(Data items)
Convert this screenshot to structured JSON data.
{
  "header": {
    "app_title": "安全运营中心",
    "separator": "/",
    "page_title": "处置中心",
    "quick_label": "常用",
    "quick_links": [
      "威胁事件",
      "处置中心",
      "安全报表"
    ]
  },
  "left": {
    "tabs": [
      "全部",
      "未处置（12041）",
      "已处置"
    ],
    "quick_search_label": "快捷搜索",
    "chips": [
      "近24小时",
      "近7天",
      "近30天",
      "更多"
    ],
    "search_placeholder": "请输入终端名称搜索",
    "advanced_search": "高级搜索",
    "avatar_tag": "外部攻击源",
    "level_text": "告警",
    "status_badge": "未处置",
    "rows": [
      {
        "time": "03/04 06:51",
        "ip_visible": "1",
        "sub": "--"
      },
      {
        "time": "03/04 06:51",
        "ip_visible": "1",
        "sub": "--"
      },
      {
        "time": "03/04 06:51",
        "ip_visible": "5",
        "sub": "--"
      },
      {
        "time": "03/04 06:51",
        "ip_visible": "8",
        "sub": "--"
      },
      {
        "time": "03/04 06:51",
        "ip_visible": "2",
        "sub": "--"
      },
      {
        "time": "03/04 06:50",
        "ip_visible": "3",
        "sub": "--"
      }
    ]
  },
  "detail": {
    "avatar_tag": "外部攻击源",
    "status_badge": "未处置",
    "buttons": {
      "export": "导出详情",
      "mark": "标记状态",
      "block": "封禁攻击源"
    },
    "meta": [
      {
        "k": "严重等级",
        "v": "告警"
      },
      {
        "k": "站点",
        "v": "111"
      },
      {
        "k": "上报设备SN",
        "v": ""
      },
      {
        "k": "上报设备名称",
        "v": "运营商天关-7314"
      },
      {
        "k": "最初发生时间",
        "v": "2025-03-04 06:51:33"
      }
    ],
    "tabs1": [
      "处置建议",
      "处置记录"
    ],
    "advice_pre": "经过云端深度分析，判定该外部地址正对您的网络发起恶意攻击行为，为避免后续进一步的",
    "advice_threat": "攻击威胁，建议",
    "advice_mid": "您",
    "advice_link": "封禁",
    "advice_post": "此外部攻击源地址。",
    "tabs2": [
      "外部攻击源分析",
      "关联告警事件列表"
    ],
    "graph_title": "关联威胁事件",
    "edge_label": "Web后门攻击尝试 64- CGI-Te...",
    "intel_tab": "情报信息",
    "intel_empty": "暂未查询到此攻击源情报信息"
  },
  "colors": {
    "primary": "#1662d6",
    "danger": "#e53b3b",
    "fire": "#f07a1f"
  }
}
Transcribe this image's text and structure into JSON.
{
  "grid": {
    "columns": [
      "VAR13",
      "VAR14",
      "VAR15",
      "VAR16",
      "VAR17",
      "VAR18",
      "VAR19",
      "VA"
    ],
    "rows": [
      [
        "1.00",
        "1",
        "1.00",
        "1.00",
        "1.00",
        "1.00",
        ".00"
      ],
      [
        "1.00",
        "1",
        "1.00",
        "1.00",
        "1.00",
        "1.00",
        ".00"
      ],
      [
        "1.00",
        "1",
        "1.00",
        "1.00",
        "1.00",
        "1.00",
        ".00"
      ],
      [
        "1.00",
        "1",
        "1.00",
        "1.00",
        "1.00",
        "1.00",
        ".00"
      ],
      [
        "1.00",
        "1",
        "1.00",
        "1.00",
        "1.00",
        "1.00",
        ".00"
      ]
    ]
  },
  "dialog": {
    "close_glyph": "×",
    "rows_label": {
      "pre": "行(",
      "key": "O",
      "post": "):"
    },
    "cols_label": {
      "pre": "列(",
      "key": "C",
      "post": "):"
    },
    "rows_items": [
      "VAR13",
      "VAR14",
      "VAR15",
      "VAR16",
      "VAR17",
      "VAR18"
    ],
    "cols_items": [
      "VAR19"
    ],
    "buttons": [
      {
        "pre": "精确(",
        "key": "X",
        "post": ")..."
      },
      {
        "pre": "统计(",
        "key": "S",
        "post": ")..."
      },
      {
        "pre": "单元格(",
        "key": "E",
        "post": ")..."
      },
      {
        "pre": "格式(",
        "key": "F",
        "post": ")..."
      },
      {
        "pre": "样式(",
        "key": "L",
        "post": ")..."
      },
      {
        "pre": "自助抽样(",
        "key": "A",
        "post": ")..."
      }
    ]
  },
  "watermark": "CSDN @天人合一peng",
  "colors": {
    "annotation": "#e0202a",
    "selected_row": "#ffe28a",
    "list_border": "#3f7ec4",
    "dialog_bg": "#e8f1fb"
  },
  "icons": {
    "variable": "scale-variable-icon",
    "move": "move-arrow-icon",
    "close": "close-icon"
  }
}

* _Work to complete_
Extract all of the material exactly as it is written.

* _Written solution_
Convert this screenshot to structured JSON data.
{
  "header": {
    "app_title": "安全运营中心",
    "separator": "/",
    "page_title": "处置中心",
    "quick_label": "常用",
    "quick_links": [
      "威胁事件",
      "处置中心",
      "安全报表"
    ]
  },
  "left": {
    "tabs": [
      "全部",
      "未处置（12041）",
      "已处置"
    ],
    "quick_search_label": "快捷搜索",
    "chips": [
      "近24小时",
      "近7天",
      "近30天",
      "更多"
    ],
    "search_placeholder": "请输入终端名称搜索",
    "advanced_search": "高级搜索",
    "avatar_tag": "外部攻击源",
    "level_text": "告警",
    "status_badge": "未处置",
    "rows": [
      {
        "time": "03/04 06:51",
        "ip_visible": "1",
        "sub": "--"
      },
      {
        "time": "03/04 06:51",
        "ip_visible": "1",
        "sub": "--"
      },
      {
        "time": "03/04 06:51",
        "ip_visible": "5",
        "sub": "--"
      },
      {
        "time": "03/04 06:51",
        "ip_visible": "8",
        "sub": "--"
      },
      {
        "time": "03/04 06:51",
        "ip_visible": "2",
        "sub": "--"
      },
      {
        "time": "03/04 06:50",
        "ip_visible": "3",
        "sub": "--"
      }
    ]
  },
  "detail": {
    "avatar_tag": "外部攻击源",
    "status_badge": "未处置",
    "buttons": {
      "export": "导出详情",
      "mark": "标记状态",
      "block": "封禁攻击源"
    },
    "meta": [
      {
        "k": "严重等级",
        "v": "告警"
      },
      {
        "k": "站点",
        "v": "111"
      },
      {
        "k": "上报设备SN",
        "v": ""
      },
      {
        "k": "上报设备名称",
        "v": "运营商天关-7314"
      },
      {
        "k": "最初发生时间",
        "v": "2025-03-04 06:51:33"
      }
    ],
    "tabs1": [
      "处置建议",
      "处置记录"
    ],
    "advice_pre": "经过云端深度分析，判定该外部地址正对您的网络发起恶意攻击行为，为避免后续进一步的",
    "advice_threat": "攻击威胁，建议",
    "advice_mid": "您",
    "advice_link": "封禁",
    "advice_post": "此外部攻击源地址。",
    "tabs2": [
      "外部攻击源分析",
      "关联告警事件列表"
    ],
    "graph_title": "关联威胁事件",
    "edge_label": "Web后门攻击尝试 64- CGI-Te...",
    "intel_tab": "情报信息",
    "intel_empty": "暂未查询到此攻击源情报信息"
  },
  "colors": {
    "primary": "#1662d6",
    "danger": "#e53b3b",
    "fire": "#f07a1f"
  }
}
Transcribe this image's text and structure into JSON.
{
  "grid": {
    "columns": [
      "VAR13",
      "VAR14",
      "VAR15",
      "VAR16",
      "VAR17",
      "VAR18",
      "VAR19",
      "VA"
    ],
    "rows": [
      [
        "1.00",
        "1",
        "1.00",
        "1.00",
        "1.00",
        "1.00",
        ".00"
      ],
      [
        "1.00",
        "1",
        "1.00",
        "1.00",
        "1.00",
        "1.00",
        ".00"
      ],
      [
        "1.00",
        "1",
        "1.00",
        "1.00",
        "1.00",
        "1.00",
        ".00"
      ],
      [
        "1.00",
        "1",
        "1.00",
        "1.00",
        "1.00",
        "1.00",
        ".00"
      ],
      [
        "1.00",
        "1",
        "1.00",
        "1.00",
        "1.00",
        "1.00",
        ".00"
      ]
    ]
  },
  "dialog": {
    "close_glyph": "×",
    "rows_label": {
      "pre": "行(",
      "key": "O",
      "post": "):"
    },
    "cols_label": {
      "pre": "列(",
      "key": "C",
      "post": "):"
    },
    "rows_items": [
      "VAR13",
      "VAR14",
      "VAR15",
      "VAR16",
      "VAR17",
      "VAR18"
    ],
    "cols_items": [
      "VAR19"
    ],
    "buttons": [
      {
        "pre": "精确(",
        "key": "X",
        "post": ")..."
      },
      {
        "pre": "统计(",
        "key": "S",
        "post": ")..."
      },
      {
        "pre": "单元格(",
        "key": "E",
        "post": ")..."
      },
      {
        "pre": "格式(",
        "key": "F",
        "post": ")..."
      },
      {
        "pre": "样式(",
        "key": "L",
        "post": ")..."
      },
      {
        "pre": "自助抽样(",
        "key": "A",
        "post": ")..."
      }
    ]
  },
  "watermark": "CSDN @天人合一peng",
  "colors": {
    "annotation": "#e0202a",
    "selected_row": "#ffe28a",
    "list_border": "#3f7ec4",
    "dialog_bg": "#e8f1fb"
  },
  "icons": {
    "variable": "scale-variable-icon",
    "move": "move-arrow-icon",
    "close": "close-icon"
  }
}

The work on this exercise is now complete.